▸ **GOAL**:
Narrow the data below down to the lines containing "Company".
## BEGIN RECORD EXTRACTS
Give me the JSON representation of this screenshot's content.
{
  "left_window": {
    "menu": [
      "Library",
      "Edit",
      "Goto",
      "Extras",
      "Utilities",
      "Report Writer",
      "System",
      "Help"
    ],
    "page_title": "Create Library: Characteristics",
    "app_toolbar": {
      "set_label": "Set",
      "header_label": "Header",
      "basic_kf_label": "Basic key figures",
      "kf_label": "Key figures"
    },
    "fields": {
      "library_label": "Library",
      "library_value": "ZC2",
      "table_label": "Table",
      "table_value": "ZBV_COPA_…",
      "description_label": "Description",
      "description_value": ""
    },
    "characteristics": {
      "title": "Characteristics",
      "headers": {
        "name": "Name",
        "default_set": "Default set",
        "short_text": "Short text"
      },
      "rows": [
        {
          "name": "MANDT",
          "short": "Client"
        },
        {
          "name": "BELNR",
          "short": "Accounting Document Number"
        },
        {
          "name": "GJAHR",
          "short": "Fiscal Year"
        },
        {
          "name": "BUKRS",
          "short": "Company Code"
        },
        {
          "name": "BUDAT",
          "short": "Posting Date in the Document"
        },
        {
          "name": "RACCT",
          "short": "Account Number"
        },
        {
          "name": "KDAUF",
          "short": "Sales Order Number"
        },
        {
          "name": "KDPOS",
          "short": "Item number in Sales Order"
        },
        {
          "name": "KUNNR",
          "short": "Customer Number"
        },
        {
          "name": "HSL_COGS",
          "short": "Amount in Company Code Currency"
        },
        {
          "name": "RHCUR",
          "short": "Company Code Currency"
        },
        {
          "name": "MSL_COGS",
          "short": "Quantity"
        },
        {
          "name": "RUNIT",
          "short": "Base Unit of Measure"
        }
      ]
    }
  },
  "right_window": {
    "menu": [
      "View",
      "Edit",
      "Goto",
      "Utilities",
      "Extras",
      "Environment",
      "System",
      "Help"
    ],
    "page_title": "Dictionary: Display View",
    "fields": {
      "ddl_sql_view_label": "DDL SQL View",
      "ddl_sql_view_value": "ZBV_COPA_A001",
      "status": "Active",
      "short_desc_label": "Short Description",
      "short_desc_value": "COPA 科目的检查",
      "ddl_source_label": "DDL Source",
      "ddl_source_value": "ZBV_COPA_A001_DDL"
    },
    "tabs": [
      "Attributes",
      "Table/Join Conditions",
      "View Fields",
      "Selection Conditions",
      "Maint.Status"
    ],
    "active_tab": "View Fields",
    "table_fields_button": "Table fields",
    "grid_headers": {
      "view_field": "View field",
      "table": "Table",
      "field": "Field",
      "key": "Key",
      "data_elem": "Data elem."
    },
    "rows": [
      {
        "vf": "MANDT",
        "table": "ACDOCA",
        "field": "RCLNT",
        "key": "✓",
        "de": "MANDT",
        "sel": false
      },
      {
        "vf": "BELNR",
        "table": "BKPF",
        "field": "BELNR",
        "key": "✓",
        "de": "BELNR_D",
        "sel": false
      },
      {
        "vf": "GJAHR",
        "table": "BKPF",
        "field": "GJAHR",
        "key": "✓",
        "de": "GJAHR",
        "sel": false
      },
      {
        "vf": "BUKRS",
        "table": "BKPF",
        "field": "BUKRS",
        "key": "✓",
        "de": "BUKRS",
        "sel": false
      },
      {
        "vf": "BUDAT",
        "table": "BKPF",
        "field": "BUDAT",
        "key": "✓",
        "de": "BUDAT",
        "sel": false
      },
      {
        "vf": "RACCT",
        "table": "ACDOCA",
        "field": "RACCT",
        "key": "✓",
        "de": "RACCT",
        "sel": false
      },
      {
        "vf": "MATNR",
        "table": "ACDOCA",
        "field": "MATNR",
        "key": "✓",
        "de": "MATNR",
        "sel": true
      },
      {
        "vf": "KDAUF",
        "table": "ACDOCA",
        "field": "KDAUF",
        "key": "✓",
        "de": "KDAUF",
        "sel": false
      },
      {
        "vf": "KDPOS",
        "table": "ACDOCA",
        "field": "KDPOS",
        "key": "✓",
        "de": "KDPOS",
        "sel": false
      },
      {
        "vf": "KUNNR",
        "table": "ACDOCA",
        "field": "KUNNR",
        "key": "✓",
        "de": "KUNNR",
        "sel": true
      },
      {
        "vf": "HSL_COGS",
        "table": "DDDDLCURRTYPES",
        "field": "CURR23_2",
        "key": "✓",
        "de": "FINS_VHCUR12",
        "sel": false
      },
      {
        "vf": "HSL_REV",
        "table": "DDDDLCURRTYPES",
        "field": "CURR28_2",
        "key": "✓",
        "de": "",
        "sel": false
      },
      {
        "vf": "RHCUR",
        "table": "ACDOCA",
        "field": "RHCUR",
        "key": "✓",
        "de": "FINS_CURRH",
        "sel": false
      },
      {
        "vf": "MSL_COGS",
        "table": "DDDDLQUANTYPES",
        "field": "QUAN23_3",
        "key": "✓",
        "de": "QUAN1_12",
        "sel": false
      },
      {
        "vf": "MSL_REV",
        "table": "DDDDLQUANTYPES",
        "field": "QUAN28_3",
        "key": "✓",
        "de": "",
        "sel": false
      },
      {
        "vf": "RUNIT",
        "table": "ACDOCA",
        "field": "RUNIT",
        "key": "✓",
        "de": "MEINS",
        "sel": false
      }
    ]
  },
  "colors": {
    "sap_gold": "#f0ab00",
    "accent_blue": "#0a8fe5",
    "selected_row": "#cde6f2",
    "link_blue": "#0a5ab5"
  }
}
## END RECORD EXTRACTS
▸ **EXERCISE ANSWER**:
          "short": "Company Code"
          "short": "Amount in Company Code Currency"
          "short": "Company Code Currency"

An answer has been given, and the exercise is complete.